→ **Stated exercise**
Transcribe the records below exactly.

→ **Information given**

BEGIN

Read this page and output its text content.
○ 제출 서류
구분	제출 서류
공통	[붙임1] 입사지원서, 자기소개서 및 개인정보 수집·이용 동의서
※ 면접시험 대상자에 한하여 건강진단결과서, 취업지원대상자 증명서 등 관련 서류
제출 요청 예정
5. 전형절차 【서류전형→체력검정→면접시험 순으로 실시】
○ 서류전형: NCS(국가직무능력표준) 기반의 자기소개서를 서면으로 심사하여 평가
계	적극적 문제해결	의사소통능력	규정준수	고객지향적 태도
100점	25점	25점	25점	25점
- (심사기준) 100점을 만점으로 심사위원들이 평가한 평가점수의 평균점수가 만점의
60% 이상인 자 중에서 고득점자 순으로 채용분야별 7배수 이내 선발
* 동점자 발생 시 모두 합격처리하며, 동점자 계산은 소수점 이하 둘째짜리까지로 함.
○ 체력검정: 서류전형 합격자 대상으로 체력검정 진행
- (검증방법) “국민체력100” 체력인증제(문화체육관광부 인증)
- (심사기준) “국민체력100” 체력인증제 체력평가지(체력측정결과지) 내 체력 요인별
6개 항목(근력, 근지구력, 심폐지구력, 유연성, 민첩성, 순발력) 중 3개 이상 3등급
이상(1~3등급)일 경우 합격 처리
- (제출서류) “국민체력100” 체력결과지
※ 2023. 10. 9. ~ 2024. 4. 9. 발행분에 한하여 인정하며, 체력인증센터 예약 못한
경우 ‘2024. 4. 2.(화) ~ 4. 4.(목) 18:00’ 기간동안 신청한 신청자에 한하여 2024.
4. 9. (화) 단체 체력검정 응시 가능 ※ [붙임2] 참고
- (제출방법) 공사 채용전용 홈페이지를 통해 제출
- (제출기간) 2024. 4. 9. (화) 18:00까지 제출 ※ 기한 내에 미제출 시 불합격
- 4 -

END

→ **Solution to the exercise**
Read this page and output its text content.
○ 제출 서류
구분	제출 서류
공통	[붙임1] 입사지원서, 자기소개서 및 개인정보 수집·이용 동의서
※ 면접시험 대상자에 한하여 건강진단결과서, 취업지원대상자 증명서 등 관련 서류
제출 요청 예정
5. 전형절차 【서류전형→체력검정→면접시험 순으로 실시】
○ 서류전형: NCS(국가직무능력표준) 기반의 자기소개서를 서면으로 심사하여 평가
계	적극적 문제해결	의사소통능력	규정준수	고객지향적 태도
100점	25점	25점	25점	25점
- (심사기준) 100점을 만점으로 심사위원들이 평가한 평가점수의 평균점수가 만점의
60% 이상인 자 중에서 고득점자 순으로 채용분야별 7배수 이내 선발
* 동점자 발생 시 모두 합격처리하며, 동점자 계산은 소수점 이하 둘째짜리까지로 함.
○ 체력검정: 서류전형 합격자 대상으로 체력검정 진행
- (검증방법) “국민체력100” 체력인증제(문화체육관광부 인증)
- (심사기준) “국민체력100” 체력인증제 체력평가지(체력측정결과지) 내 체력 요인별
6개 항목(근력, 근지구력, 심폐지구력, 유연성, 민첩성, 순발력) 중 3개 이상 3등급
이상(1~3등급)일 경우 합격 처리
- (제출서류) “국민체력100” 체력결과지
※ 2023. 10. 9. ~ 2024. 4. 9. 발행분에 한하여 인정하며, 체력인증센터 예약 못한
경우 ‘2024. 4. 2.(화) ~ 4. 4.(목) 18:00’ 기간동안 신청한 신청자에 한하여 2024.
4. 9. (화) 단체 체력검정 응시 가능 ※ [붙임2] 참고
- (제출방법) 공사 채용전용 홈페이지를 통해 제출
- (제출기간) 2024. 4. 9. (화) 18:00까지 제출 ※ 기한 내에 미제출 시 불합격
- 4 -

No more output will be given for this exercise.